§ What the task requires
In the data, extract each line that holds the string "Convert".

§ Extracted information

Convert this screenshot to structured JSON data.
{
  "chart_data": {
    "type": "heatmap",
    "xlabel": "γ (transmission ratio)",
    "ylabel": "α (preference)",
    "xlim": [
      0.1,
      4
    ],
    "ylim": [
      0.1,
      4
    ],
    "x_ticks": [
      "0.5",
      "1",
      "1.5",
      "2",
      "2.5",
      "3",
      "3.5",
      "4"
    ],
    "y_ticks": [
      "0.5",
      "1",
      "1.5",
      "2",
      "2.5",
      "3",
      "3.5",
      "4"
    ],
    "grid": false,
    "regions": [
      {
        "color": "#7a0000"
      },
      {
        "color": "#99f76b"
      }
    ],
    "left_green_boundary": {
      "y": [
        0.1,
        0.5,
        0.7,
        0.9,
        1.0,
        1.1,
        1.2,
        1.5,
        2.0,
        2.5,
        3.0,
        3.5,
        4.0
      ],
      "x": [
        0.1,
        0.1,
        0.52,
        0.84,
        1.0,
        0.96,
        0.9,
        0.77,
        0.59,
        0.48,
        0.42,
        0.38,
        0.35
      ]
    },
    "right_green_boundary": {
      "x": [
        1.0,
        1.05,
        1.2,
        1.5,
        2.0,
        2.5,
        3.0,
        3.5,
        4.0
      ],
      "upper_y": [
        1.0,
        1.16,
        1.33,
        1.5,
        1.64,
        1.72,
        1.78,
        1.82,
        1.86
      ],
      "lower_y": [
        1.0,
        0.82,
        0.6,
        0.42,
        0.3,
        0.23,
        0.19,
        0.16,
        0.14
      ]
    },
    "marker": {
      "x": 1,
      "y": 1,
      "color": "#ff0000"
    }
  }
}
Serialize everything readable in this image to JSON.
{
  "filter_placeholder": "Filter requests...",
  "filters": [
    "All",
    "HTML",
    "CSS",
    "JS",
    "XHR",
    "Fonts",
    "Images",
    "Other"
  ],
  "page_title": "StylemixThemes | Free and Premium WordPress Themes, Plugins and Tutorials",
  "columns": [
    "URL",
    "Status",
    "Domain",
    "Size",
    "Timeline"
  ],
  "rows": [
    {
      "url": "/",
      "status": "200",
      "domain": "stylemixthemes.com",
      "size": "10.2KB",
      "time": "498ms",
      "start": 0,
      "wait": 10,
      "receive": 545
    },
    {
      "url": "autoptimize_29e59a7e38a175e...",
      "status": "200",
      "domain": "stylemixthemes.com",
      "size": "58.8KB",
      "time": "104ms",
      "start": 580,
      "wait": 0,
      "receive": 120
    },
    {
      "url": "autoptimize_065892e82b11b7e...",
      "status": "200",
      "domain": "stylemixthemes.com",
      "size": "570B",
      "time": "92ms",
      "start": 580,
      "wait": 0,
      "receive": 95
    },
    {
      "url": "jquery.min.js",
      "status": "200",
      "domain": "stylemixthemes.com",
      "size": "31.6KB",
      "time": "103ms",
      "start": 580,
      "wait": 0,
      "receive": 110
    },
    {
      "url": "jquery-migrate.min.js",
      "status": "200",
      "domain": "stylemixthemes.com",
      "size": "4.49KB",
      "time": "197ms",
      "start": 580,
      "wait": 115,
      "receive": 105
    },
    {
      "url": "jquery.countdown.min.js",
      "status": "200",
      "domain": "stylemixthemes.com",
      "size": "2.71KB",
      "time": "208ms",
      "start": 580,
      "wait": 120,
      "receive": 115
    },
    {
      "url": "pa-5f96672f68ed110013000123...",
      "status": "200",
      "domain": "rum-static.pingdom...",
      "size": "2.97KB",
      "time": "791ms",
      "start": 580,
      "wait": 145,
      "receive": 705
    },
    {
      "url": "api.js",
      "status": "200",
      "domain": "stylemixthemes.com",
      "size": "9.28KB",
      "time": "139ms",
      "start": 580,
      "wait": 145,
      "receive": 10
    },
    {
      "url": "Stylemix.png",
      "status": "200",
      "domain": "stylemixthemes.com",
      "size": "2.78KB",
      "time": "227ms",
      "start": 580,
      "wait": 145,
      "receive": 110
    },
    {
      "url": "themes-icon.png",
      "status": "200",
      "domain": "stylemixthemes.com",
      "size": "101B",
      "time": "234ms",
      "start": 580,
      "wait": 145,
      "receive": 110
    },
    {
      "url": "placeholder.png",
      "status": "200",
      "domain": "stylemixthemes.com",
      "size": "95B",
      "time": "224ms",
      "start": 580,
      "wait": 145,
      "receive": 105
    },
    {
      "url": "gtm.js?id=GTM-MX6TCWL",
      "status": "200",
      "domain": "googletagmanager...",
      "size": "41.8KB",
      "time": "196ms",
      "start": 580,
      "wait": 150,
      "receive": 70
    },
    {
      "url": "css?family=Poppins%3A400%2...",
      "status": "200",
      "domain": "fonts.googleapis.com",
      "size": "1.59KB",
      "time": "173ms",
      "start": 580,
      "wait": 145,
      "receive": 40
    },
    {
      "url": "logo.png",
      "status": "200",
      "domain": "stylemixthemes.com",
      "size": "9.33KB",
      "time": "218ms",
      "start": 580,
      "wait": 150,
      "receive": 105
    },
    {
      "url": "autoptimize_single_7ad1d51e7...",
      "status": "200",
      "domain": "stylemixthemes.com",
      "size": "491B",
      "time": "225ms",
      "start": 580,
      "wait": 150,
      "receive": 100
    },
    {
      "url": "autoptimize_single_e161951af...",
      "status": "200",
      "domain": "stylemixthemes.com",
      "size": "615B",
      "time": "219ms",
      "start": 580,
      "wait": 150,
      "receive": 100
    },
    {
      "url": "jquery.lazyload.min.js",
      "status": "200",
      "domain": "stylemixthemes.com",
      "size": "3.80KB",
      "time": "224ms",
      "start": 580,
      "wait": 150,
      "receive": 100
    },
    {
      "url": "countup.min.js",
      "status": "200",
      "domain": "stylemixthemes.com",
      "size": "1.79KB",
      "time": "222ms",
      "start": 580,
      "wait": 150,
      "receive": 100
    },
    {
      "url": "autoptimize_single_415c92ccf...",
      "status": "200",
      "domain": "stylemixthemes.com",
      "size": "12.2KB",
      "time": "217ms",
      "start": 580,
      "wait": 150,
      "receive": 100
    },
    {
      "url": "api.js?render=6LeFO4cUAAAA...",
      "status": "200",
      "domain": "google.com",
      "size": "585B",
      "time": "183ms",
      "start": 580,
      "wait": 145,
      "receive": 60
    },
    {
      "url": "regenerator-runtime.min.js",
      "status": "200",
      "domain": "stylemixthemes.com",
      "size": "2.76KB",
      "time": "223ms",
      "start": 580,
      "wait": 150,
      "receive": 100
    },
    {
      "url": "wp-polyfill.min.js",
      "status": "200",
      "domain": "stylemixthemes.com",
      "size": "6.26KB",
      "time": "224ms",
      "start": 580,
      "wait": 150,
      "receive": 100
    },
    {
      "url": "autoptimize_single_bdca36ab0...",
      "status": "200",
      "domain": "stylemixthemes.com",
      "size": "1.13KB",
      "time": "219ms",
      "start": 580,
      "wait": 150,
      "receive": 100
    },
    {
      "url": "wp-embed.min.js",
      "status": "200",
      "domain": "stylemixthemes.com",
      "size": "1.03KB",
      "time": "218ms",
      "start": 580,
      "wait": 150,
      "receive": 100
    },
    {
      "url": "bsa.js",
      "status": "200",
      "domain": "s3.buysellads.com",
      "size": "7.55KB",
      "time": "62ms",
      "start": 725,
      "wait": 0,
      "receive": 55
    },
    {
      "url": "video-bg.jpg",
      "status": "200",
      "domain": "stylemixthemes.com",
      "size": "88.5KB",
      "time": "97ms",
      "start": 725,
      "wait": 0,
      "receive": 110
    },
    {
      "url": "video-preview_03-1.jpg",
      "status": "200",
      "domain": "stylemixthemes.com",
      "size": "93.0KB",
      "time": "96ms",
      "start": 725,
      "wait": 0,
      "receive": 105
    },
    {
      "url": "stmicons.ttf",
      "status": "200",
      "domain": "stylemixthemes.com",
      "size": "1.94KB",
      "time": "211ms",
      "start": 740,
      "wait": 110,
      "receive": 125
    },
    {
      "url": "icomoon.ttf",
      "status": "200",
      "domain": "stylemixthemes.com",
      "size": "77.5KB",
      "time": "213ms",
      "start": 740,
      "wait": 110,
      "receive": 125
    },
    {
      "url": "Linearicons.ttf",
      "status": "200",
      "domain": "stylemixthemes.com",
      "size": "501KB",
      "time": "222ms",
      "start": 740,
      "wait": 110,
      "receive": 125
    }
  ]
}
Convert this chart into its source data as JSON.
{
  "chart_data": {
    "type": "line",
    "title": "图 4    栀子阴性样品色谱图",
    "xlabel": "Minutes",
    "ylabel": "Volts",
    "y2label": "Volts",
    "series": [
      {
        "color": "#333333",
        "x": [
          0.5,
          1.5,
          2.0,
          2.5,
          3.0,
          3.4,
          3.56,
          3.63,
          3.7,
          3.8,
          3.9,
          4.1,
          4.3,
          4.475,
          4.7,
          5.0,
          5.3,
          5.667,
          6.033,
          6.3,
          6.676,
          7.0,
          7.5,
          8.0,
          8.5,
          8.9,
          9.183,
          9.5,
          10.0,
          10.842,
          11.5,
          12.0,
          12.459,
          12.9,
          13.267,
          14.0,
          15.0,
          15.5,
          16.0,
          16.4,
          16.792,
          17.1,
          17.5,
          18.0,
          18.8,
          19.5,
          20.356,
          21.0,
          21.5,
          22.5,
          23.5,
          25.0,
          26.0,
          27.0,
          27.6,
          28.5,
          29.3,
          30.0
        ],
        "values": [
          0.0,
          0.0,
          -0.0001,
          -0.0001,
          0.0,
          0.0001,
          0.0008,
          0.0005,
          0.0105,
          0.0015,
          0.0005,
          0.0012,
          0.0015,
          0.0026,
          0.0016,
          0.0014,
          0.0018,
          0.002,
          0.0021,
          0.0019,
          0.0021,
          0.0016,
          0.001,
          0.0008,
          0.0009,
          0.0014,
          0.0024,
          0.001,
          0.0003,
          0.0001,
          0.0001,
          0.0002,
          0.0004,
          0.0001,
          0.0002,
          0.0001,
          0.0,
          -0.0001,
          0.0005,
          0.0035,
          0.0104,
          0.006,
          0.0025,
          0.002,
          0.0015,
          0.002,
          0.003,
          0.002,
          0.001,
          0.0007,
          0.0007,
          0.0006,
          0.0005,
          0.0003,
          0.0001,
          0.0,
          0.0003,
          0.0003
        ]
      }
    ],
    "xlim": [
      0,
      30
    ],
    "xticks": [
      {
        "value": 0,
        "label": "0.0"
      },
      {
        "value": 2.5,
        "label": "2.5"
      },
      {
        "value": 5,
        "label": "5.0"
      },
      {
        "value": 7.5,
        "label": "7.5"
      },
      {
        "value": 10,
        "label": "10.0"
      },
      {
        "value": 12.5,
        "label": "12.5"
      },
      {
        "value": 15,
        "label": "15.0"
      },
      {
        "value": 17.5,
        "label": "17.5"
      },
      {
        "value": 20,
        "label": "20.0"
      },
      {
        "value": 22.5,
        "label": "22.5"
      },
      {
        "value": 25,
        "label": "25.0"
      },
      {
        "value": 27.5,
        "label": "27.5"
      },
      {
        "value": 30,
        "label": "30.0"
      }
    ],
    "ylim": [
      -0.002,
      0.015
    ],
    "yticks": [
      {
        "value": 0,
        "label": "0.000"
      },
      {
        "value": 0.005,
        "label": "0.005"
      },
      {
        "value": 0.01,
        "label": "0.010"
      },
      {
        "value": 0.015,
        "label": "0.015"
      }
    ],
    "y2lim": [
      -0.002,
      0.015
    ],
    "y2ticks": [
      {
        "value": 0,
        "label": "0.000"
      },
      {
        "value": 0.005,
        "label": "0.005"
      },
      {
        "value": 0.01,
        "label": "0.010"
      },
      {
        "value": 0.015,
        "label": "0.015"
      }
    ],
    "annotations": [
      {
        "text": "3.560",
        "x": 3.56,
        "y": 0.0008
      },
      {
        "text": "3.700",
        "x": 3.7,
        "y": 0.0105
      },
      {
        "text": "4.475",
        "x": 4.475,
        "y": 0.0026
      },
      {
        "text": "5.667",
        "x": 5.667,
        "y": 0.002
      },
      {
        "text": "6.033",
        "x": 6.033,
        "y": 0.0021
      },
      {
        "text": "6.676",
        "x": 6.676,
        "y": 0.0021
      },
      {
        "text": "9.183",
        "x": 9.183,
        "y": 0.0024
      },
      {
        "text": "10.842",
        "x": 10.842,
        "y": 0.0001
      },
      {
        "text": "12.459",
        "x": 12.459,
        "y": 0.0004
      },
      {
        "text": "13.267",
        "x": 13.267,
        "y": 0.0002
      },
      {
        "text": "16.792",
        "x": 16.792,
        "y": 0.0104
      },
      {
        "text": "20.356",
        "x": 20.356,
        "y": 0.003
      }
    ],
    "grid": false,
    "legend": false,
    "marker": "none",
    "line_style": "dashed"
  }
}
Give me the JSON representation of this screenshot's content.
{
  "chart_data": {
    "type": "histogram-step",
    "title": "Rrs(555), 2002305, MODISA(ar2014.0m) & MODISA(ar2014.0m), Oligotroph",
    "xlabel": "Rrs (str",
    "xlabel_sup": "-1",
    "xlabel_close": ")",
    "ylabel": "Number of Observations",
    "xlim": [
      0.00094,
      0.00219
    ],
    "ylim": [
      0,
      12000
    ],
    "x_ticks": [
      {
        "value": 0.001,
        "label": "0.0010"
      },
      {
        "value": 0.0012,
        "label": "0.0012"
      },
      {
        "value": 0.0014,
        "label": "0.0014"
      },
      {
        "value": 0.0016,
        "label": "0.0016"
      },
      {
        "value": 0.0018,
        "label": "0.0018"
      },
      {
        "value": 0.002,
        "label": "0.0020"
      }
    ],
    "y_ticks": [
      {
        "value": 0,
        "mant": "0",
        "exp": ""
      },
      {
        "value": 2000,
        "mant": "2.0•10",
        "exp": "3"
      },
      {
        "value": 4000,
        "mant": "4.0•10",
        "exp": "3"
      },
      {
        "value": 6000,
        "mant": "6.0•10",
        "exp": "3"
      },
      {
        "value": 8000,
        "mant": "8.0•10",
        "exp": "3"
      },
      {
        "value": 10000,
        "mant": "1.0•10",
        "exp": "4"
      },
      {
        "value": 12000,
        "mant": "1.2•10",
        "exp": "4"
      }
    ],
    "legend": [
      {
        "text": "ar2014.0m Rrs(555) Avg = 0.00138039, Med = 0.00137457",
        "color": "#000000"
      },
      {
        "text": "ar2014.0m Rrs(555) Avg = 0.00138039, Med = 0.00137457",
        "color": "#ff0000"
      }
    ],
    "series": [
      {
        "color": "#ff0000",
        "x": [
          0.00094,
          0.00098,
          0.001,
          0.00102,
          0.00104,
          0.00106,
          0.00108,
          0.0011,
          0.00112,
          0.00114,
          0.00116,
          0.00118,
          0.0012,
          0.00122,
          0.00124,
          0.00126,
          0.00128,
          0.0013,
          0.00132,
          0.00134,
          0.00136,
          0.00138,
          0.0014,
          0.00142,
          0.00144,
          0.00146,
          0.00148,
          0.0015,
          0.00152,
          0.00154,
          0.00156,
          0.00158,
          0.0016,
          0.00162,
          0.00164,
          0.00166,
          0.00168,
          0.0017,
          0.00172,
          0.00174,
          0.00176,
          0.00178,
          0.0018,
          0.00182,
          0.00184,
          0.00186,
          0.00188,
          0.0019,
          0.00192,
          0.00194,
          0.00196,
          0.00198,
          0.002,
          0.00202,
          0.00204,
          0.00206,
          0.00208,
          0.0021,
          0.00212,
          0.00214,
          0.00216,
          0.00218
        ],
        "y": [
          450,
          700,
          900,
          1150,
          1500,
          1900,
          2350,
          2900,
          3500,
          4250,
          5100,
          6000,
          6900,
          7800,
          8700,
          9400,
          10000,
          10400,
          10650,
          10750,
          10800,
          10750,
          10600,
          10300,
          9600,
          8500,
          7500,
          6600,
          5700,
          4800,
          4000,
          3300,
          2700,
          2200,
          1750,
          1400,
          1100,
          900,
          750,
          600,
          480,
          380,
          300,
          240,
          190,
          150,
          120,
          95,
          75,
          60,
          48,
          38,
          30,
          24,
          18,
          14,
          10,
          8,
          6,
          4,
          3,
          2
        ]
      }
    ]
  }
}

§ The response
Convert this screenshot to structured JSON data.
Convert this chart into its source data as JSON.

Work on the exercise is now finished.